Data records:
##########

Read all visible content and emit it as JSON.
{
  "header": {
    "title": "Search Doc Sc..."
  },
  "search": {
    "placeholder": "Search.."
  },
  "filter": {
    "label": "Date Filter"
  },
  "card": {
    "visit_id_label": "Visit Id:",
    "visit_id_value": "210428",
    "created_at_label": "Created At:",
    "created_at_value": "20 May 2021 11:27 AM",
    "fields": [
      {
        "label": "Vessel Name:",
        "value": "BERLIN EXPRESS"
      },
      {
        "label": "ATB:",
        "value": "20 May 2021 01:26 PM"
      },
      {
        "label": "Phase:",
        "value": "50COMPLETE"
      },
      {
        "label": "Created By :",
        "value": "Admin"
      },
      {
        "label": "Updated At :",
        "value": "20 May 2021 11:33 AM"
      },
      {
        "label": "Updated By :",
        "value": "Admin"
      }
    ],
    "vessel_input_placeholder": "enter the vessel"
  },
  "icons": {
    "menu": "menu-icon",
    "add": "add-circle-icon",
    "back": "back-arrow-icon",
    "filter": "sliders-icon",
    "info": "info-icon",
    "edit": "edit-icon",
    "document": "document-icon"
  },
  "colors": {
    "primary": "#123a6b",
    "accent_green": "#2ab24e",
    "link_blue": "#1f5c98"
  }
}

##########

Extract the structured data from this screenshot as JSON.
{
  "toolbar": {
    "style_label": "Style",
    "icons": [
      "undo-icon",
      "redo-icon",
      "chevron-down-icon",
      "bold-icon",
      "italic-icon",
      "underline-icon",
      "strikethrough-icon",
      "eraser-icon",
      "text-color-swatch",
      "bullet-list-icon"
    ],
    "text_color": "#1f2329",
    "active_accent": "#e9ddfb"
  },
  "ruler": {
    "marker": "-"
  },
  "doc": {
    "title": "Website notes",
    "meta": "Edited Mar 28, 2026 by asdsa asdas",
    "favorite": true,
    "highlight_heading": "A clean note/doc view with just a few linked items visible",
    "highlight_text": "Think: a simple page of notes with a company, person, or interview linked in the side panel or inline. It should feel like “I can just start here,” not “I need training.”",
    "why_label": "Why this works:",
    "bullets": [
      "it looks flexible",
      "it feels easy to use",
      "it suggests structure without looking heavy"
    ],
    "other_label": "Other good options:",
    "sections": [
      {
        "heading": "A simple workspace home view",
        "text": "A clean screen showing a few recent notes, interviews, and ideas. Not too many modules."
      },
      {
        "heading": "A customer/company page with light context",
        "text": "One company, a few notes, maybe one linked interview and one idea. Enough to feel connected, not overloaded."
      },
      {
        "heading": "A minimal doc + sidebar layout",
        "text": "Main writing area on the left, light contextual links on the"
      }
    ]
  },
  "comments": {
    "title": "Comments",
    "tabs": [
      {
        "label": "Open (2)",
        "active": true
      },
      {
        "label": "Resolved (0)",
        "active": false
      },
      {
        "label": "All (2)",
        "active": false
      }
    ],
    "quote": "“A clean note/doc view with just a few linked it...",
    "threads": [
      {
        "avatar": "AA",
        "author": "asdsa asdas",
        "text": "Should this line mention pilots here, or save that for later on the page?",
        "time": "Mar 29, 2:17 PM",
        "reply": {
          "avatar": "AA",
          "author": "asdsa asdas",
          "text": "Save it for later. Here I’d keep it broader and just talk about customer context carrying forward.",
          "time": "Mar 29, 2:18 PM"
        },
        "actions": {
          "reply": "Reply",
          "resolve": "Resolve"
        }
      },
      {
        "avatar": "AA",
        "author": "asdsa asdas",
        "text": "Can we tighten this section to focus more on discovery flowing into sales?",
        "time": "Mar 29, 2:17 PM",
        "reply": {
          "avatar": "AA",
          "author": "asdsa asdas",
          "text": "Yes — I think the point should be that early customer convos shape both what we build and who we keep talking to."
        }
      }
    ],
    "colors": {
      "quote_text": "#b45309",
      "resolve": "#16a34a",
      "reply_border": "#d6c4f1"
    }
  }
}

##########

[Short problem]
Consider the entries above and return each line with the string "that".

[Reply]
        "text": "Should this line mention pilots here, or save that for later on the page?",
          "text": "Yes — I think the point should be that early customer convos shape both what we build and who we keep talking to."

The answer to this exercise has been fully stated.